DIRECTIONS. Will you quote all of the entries, word for word?
===============
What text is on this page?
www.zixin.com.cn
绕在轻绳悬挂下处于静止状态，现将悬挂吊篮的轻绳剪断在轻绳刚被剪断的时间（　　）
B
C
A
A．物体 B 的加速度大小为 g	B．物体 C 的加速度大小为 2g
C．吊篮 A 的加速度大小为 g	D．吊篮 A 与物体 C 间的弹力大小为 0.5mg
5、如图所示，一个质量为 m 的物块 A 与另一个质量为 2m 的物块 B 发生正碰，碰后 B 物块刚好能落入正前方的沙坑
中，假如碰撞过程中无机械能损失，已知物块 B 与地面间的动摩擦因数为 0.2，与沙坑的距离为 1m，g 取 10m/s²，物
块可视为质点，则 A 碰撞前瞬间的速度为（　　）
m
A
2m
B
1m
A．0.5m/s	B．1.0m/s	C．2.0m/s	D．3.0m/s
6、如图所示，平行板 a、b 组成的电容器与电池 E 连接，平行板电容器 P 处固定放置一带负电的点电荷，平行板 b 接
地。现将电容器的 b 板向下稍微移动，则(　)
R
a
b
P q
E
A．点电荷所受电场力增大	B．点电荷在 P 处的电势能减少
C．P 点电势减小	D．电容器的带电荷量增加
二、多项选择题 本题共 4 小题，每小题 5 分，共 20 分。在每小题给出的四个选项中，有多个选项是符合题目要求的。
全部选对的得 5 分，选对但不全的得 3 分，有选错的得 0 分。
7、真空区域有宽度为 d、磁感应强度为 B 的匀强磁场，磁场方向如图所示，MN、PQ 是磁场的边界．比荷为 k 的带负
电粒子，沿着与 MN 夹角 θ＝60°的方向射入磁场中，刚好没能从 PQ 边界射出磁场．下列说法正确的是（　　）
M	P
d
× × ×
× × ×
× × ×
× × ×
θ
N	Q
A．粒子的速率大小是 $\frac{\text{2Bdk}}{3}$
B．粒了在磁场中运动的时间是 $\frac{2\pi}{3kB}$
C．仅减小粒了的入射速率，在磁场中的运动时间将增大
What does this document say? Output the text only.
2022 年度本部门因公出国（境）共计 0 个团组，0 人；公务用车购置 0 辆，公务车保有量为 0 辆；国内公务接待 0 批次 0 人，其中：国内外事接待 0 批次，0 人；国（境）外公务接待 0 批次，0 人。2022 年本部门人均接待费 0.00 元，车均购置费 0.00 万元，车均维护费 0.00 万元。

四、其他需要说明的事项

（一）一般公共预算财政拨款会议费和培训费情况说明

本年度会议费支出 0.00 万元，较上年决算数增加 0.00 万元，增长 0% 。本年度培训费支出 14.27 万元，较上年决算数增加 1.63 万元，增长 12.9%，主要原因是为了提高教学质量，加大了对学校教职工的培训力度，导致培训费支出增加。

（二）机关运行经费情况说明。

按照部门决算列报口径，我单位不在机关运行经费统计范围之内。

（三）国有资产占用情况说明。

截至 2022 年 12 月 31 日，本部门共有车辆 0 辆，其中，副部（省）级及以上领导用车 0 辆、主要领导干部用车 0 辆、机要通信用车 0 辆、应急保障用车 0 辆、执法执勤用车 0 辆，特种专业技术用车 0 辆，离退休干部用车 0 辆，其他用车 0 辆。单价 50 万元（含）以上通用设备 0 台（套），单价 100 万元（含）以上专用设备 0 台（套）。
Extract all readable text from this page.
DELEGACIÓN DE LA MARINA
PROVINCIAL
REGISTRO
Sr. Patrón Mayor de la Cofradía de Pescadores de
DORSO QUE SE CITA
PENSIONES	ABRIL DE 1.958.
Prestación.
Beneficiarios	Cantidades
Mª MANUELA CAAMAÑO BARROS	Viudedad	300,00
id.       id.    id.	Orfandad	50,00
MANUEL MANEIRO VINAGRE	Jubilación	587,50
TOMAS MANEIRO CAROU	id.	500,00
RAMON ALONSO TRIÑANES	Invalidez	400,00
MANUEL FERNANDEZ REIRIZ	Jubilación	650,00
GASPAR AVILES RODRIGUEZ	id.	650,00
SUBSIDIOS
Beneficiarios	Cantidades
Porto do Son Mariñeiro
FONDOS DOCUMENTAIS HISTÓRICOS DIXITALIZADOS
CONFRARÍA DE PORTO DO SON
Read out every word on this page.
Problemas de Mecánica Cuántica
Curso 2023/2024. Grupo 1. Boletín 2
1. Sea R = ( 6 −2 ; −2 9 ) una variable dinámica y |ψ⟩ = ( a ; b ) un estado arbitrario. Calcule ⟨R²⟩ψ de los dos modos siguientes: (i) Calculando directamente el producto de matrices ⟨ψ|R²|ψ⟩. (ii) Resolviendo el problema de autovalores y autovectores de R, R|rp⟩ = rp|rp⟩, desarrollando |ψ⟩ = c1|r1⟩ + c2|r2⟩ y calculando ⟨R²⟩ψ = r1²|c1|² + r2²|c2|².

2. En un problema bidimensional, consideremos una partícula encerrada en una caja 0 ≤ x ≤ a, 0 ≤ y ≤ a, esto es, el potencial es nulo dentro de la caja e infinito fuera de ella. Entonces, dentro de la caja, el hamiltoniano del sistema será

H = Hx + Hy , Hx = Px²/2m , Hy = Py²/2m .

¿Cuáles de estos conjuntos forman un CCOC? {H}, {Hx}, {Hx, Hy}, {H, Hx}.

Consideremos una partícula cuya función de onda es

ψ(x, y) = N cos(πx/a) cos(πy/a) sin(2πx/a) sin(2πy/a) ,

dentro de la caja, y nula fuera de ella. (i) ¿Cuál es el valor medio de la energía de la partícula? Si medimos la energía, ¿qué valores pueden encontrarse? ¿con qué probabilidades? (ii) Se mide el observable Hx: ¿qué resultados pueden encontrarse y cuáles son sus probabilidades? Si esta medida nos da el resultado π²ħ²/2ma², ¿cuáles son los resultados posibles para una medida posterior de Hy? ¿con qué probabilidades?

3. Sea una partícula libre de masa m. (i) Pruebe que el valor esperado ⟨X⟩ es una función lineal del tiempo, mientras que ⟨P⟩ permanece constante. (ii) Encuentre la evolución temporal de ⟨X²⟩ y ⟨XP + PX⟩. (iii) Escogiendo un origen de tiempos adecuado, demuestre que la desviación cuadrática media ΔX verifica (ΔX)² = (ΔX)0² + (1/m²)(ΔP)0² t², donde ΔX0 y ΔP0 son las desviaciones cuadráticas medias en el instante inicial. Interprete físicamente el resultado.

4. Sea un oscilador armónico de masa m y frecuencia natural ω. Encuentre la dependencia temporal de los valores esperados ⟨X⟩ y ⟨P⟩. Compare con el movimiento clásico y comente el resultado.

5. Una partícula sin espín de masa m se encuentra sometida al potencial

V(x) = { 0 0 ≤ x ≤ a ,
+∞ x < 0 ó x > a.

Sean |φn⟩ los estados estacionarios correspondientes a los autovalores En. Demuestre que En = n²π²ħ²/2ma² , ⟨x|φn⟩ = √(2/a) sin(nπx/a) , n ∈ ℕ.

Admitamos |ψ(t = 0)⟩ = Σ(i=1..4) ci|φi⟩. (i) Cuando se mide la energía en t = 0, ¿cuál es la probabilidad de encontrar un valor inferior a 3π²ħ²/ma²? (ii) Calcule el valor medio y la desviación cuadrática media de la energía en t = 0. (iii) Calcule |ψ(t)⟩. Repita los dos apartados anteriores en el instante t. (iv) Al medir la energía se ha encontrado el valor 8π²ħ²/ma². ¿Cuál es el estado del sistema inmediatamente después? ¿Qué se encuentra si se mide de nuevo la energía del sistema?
===============
OUTPUT.
What text is on this page?
www.zixin.com.cn
绕在轻绳悬挂下处于静止状态，现将悬挂吊篮的轻绳剪断在轻绳刚被剪断的时间（　　）
B
C
A
A．物体 B 的加速度大小为 g	B．物体 C 的加速度大小为 2g
C．吊篮 A 的加速度大小为 g	D．吊篮 A 与物体 C 间的弹力大小为 0.5mg
5、如图所示，一个质量为 m 的物块 A 与另一个质量为 2m 的物块 B 发生正碰，碰后 B 物块刚好能落入正前方的沙坑
中，假如碰撞过程中无机械能损失，已知物块 B 与地面间的动摩擦因数为 0.2，与沙坑的距离为 1m，g 取 10m/s²，物
块可视为质点，则 A 碰撞前瞬间的速度为（　　）
m
A
2m
B
1m
A．0.5m/s	B．1.0m/s	C．2.0m/s	D．3.0m/s
6、如图所示，平行板 a、b 组成的电容器与电池 E 连接，平行板电容器 P 处固定放置一带负电的点电荷，平行板 b 接
地。现将电容器的 b 板向下稍微移动，则(　)
R
a
b
P q
E
A．点电荷所受电场力增大	B．点电荷在 P 处的电势能减少
C．P 点电势减小	D．电容器的带电荷量增加
二、多项选择题 本题共 4 小题，每小题 5 分，共 20 分。在每小题给出的四个选项中，有多个选项是符合题目要求的。
全部选对的得 5 分，选对但不全的得 3 分，有选错的得 0 分。
7、真空区域有宽度为 d、磁感应强度为 B 的匀强磁场，磁场方向如图所示，MN、PQ 是磁场的边界．比荷为 k 的带负
电粒子，沿着与 MN 夹角 θ＝60°的方向射入磁场中，刚好没能从 PQ 边界射出磁场．下列说法正确的是（　　）
M	P
d
× × ×
× × ×
× × ×
× × ×
θ
N	Q
A．粒子的速率大小是 $\frac{\text{2Bdk}}{3}$
B．粒了在磁场中运动的时间是 $\frac{2\pi}{3kB}$
C．仅减小粒了的入射速率，在磁场中的运动时间将增大
What does this document say? Output the text only.
2022 年度本部门因公出国（境）共计 0 个团组，0 人；公务用车购置 0 辆，公务车保有量为 0 辆；国内公务接待 0 批次 0 人，其中：国内外事接待 0 批次，0 人；国（境）外公务接待 0 批次，0 人。2022 年本部门人均接待费 0.00 元，车均购置费 0.00 万元，车均维护费 0.00 万元。

四、其他需要说明的事项

（一）一般公共预算财政拨款会议费和培训费情况说明

本年度会议费支出 0.00 万元，较上年决算数增加 0.00 万元，增长 0% 。本年度培训费支出 14.27 万元，较上年决算数增加 1.63 万元，增长 12.9%，主要原因是为了提高教学质量，加大了对学校教职工的培训力度，导致培训费支出增加。

（二）机关运行经费情况说明。

按照部门决算列报口径，我单位不在机关运行经费统计范围之内。

（三）国有资产占用情况说明。

截至 2022 年 12 月 31 日，本部门共有车辆 0 辆，其中，副部（省）级及以上领导用车 0 辆、主要领导干部用车 0 辆、机要通信用车 0 辆、应急保障用车 0 辆、执法执勤用车 0 辆，特种专业技术用车 0 辆，离退休干部用车 0 辆，其他用车 0 辆。单价 50 万元（含）以上通用设备 0 台（套），单价 100 万元（含）以上专用设备 0 台（套）。
Extract all readable text from this page.
DELEGACIÓN DE LA MARINA
PROVINCIAL
REGISTRO
Sr. Patrón Mayor de la Cofradía de Pescadores de
DORSO QUE SE CITA
PENSIONES	ABRIL DE 1.958.
Prestación.
Beneficiarios	Cantidades
Mª MANUELA CAAMAÑO BARROS	Viudedad	300,00
id.       id.    id.	Orfandad	50,00
MANUEL MANEIRO VINAGRE	Jubilación	587,50
TOMAS MANEIRO CAROU	id.	500,00
RAMON ALONSO TRIÑANES	Invalidez	400,00
MANUEL FERNANDEZ REIRIZ	Jubilación	650,00
GASPAR AVILES RODRIGUEZ	id.	650,00
SUBSIDIOS
Beneficiarios	Cantidades
Porto do Son Mariñeiro
FONDOS DOCUMENTAIS HISTÓRICOS DIXITALIZADOS
CONFRARÍA DE PORTO DO SON
Read out every word on this page.
Problemas de Mecánica Cuántica
Curso 2023/2024. Grupo 1. Boletín 2
1. Sea R = ( 6 −2 ; −2 9 ) una variable dinámica y |ψ⟩ = ( a ; b ) un estado arbitrario. Calcule ⟨R²⟩ψ de los dos modos siguientes: (i) Calculando directamente el producto de matrices ⟨ψ|R²|ψ⟩. (ii) Resolviendo el problema de autovalores y autovectores de R, R|rp⟩ = rp|rp⟩, desarrollando |ψ⟩ = c1|r1⟩ + c2|r2⟩ y calculando ⟨R²⟩ψ = r1²|c1|² + r2²|c2|².

2. En un problema bidimensional, consideremos una partícula encerrada en una caja 0 ≤ x ≤ a, 0 ≤ y ≤ a, esto es, el potencial es nulo dentro de la caja e infinito fuera de ella. Entonces, dentro de la caja, el hamiltoniano del sistema será

H = Hx + Hy , Hx = Px²/2m , Hy = Py²/2m .

¿Cuáles de estos conjuntos forman un CCOC? {H}, {Hx}, {Hx, Hy}, {H, Hx}.

Consideremos una partícula cuya función de onda es

ψ(x, y) = N cos(πx/a) cos(πy/a) sin(2πx/a) sin(2πy/a) ,

dentro de la caja, y nula fuera de ella. (i) ¿Cuál es el valor medio de la energía de la partícula? Si medimos la energía, ¿qué valores pueden encontrarse? ¿con qué probabilidades? (ii) Se mide el observable Hx: ¿qué resultados pueden encontrarse y cuáles son sus probabilidades? Si esta medida nos da el resultado π²ħ²/2ma², ¿cuáles son los resultados posibles para una medida posterior de Hy? ¿con qué probabilidades?

3. Sea una partícula libre de masa m. (i) Pruebe que el valor esperado ⟨X⟩ es una función lineal del tiempo, mientras que ⟨P⟩ permanece constante. (ii) Encuentre la evolución temporal de ⟨X²⟩ y ⟨XP + PX⟩. (iii) Escogiendo un origen de tiempos adecuado, demuestre que la desviación cuadrática media ΔX verifica (ΔX)² = (ΔX)0² + (1/m²)(ΔP)0² t², donde ΔX0 y ΔP0 son las desviaciones cuadráticas medias en el instante inicial. Interprete físicamente el resultado.

4. Sea un oscilador armónico de masa m y frecuencia natural ω. Encuentre la dependencia temporal de los valores esperados ⟨X⟩ y ⟨P⟩. Compare con el movimiento clásico y comente el resultado.

5. Una partícula sin espín de masa m se encuentra sometida al potencial

V(x) = { 0 0 ≤ x ≤ a ,
+∞ x < 0 ó x > a.

Sean |φn⟩ los estados estacionarios correspondientes a los autovalores En. Demuestre que En = n²π²ħ²/2ma² , ⟨x|φn⟩ = √(2/a) sin(nπx/a) , n ∈ ℕ.

Admitamos |ψ(t = 0)⟩ = Σ(i=1..4) ci|φi⟩. (i) Cuando se mide la energía en t = 0, ¿cuál es la probabilidad de encontrar un valor inferior a 3π²ħ²/ma²? (ii) Calcule el valor medio y la desviación cuadrática media de la energía en t = 0. (iii) Calcule |ψ(t)⟩. Repita los dos apartados anteriores en el instante t. (iv) Al medir la energía se ha encontrado el valor 8π²ħ²/ma². ¿Cuál es el estado del sistema inmediatamente después? ¿Qué se encuentra si se mide de nuevo la energía del sistema?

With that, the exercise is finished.